▶ **What is expected**
Scan the material and copy every line in which "this" appears.

======== Supplied material ========

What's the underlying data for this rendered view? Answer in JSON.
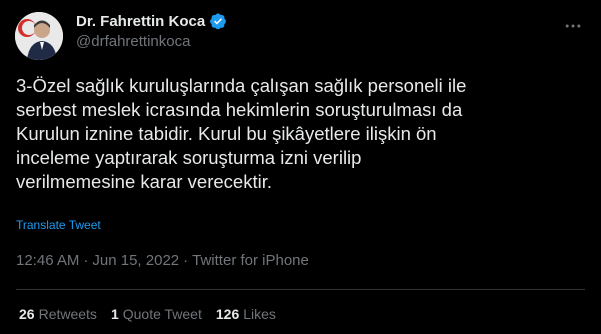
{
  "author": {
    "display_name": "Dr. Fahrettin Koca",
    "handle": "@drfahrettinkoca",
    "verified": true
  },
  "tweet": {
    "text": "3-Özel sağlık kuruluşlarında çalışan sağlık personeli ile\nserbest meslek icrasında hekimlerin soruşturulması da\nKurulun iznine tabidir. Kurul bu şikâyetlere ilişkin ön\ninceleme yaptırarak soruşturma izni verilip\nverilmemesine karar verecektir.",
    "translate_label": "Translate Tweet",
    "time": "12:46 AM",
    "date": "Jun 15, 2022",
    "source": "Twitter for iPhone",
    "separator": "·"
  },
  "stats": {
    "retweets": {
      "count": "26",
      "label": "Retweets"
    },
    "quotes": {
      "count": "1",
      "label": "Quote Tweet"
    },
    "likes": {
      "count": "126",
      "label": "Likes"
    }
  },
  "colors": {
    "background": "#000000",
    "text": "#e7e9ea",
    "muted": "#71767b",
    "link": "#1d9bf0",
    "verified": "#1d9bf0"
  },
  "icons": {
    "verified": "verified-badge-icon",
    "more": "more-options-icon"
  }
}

========
======== Supplied material ========

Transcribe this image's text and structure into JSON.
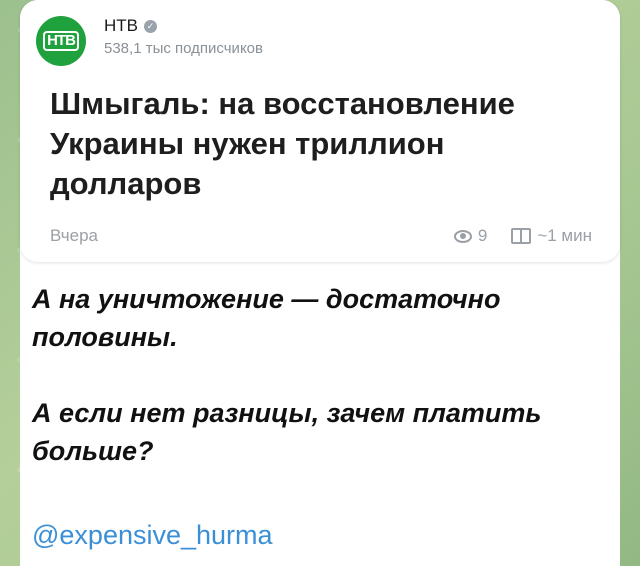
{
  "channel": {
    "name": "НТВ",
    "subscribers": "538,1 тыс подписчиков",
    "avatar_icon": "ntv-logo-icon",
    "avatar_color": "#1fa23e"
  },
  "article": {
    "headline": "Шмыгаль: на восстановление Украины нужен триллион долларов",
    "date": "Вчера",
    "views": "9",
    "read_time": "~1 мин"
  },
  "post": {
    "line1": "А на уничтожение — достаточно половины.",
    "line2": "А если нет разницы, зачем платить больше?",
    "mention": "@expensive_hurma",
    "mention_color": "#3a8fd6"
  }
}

========

▶ **Written answer**
What's the underlying data for this rendered view? Answer in JSON.
Transcribe this image's text and structure into JSON.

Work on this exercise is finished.